→ **Text block**
Each Friday, Park City School Superintendent Ember Conley meets with the public to discuss issues and answer questions. This week’s discussion focused on the school threat from May 3rd.

I’ve tried to capture questions from the public and responses from district personnel below. Please forgive spelling mistakes and grammar issues as I tried to capture this in real time.

If you have questions, please feel free to post them in the comments.


Citizen:How would you have handled the security situation differently? How will you handle it differently?

Dr Conley:

  1. Internally communicate
  2. Pulling in people at the right time
  3. Publicly apologize for content of email but given the amount of public outcry it was the right time
  4. We have 1000 people who have opted out of emails… how can we get them back on system. How can we work with Summit COunty to use the systems they have
  5. in the safety situations… this one was not situation that would put our students at risk
  6. Emergency plan…
  7. Also need to help community understand mental illness… Bob at high school and Emily at TMJH… the number of suicide referrals is huge. Its not a school issue but a community issue. We need to look at our crisis plan. Mental health awareness.

→ **What this exercise asks**
- A) In the meeting notes, how many people have opted out of the district's emails?
- B) Please list every person the meeting notes name.
- C) Write out a part of the meeting notes again: begin at the words "1. Internally communicate" and stop after "Mental health awareness.", swapping "community" for "town" wherever it occurs.

→ **Data**
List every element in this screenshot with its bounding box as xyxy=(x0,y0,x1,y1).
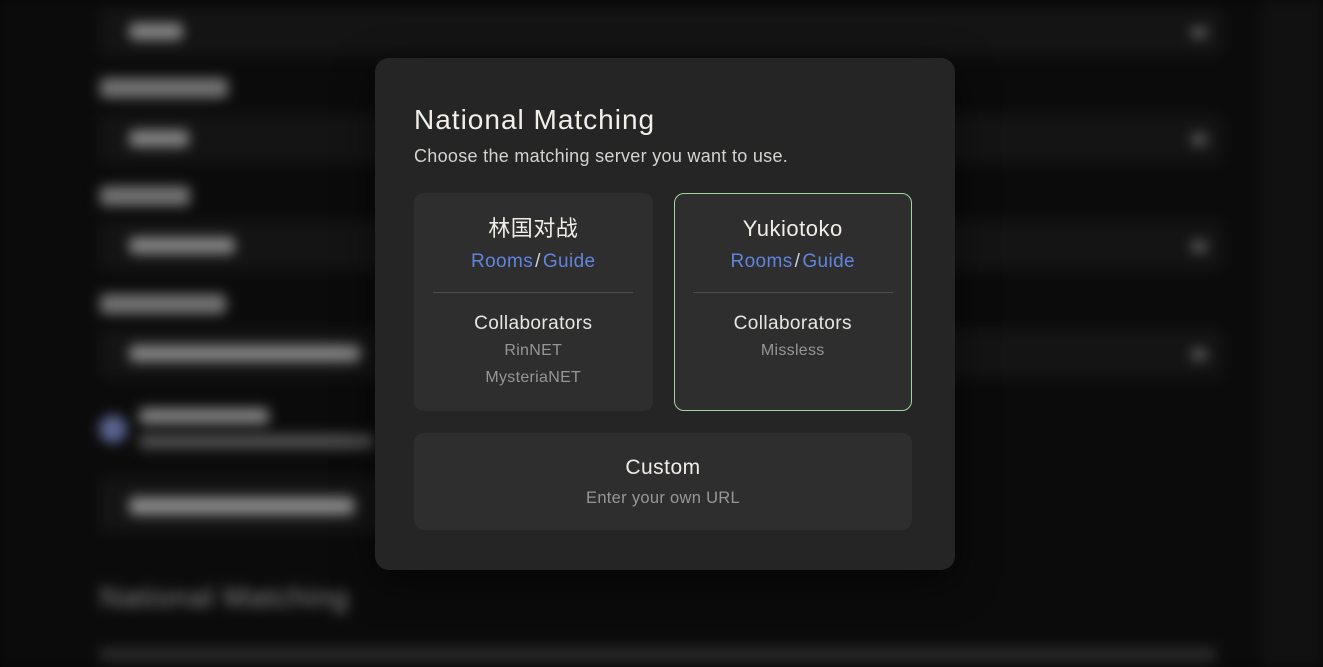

→ **Task results**
- A) 1000 people

- B) Ember Conley, Bob, Emily

- C)
1. Internally communicate
  2. Pulling in people at the right time
  3. Publicly apologize for content of email but given the amount of public outcry it was the right time
  4. We have 1000 people who have opted out of emails… how can we get them back on system. How can we work with Summit COunty to use the systems they have
  5. in the safety situations… this one was not situation that would put our students at risk
  6. Emergency plan…
  7. Also need to help town understand mental illness… Bob at high school and Emily at TMJH… the number of suicide referrals is huge. Its not a school issue but a town issue. We need to look at our crisis plan. Mental health awareness.